• [Aim]: Reproduce all of the material exactly as shown.

• [Raw records]:

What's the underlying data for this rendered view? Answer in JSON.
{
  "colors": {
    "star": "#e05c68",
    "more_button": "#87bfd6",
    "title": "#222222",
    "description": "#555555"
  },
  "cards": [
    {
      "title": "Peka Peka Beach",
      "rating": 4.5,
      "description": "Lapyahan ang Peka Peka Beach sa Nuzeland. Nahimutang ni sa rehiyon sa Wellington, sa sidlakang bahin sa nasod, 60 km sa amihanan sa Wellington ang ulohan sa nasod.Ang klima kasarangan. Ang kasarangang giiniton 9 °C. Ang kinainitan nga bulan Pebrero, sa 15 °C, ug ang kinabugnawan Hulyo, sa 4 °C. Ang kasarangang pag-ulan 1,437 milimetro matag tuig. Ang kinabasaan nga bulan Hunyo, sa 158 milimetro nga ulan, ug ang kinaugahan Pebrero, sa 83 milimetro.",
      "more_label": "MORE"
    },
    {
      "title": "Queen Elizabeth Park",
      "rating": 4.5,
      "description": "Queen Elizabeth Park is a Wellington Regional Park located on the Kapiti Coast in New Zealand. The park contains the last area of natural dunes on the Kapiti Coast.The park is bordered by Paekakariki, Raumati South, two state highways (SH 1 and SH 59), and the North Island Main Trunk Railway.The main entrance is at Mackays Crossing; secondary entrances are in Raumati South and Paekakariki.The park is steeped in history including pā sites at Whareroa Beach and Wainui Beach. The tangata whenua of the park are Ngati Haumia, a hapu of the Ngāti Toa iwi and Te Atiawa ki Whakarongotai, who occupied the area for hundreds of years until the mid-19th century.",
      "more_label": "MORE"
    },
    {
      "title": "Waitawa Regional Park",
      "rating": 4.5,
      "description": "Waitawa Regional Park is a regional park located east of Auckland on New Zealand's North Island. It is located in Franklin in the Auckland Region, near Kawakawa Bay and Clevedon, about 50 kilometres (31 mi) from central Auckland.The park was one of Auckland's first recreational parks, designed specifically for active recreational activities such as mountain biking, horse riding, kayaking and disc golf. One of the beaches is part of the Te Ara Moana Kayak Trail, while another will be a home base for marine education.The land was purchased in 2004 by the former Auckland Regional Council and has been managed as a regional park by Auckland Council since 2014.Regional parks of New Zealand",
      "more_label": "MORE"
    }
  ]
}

• [Task answer]:
What's the underlying data for this rendered view? Answer in JSON.
{
  "colors": {
    "star": "#e05c68",
    "more_button": "#87bfd6",
    "title": "#222222",
    "description": "#555555"
  },
  "cards": [
    {
      "title": "Peka Peka Beach",
      "rating": 4.5,
      "description": "Lapyahan ang Peka Peka Beach sa Nuzeland. Nahimutang ni sa rehiyon sa Wellington, sa sidlakang bahin sa nasod, 60 km sa amihanan sa Wellington ang ulohan sa nasod.Ang klima kasarangan. Ang kasarangang giiniton 9 °C. Ang kinainitan nga bulan Pebrero, sa 15 °C, ug ang kinabugnawan Hulyo, sa 4 °C. Ang kasarangang pag-ulan 1,437 milimetro matag tuig. Ang kinabasaan nga bulan Hunyo, sa 158 milimetro nga ulan, ug ang kinaugahan Pebrero, sa 83 milimetro.",
      "more_label": "MORE"
    },
    {
      "title": "Queen Elizabeth Park",
      "rating": 4.5,
      "description": "Queen Elizabeth Park is a Wellington Regional Park located on the Kapiti Coast in New Zealand. The park contains the last area of natural dunes on the Kapiti Coast.The park is bordered by Paekakariki, Raumati South, two state highways (SH 1 and SH 59), and the North Island Main Trunk Railway.The main entrance is at Mackays Crossing; secondary entrances are in Raumati South and Paekakariki.The park is steeped in history including pā sites at Whareroa Beach and Wainui Beach. The tangata whenua of the park are Ngati Haumia, a hapu of the Ngāti Toa iwi and Te Atiawa ki Whakarongotai, who occupied the area for hundreds of years until the mid-19th century.",
      "more_label": "MORE"
    },
    {
      "title": "Waitawa Regional Park",
      "rating": 4.5,
      "description": "Waitawa Regional Park is a regional park located east of Auckland on New Zealand's North Island. It is located in Franklin in the Auckland Region, near Kawakawa Bay and Clevedon, about 50 kilometres (31 mi) from central Auckland.The park was one of Auckland's first recreational parks, designed specifically for active recreational activities such as mountain biking, horse riding, kayaking and disc golf. One of the beaches is part of the Te Ara Moana Kayak Trail, while another will be a home base for marine education.The land was purchased in 2004 by the former Auckland Regional Council and has been managed as a regional park by Auckland Council since 2014.Regional parks of New Zealand",
      "more_label": "MORE"
    }
  ]
}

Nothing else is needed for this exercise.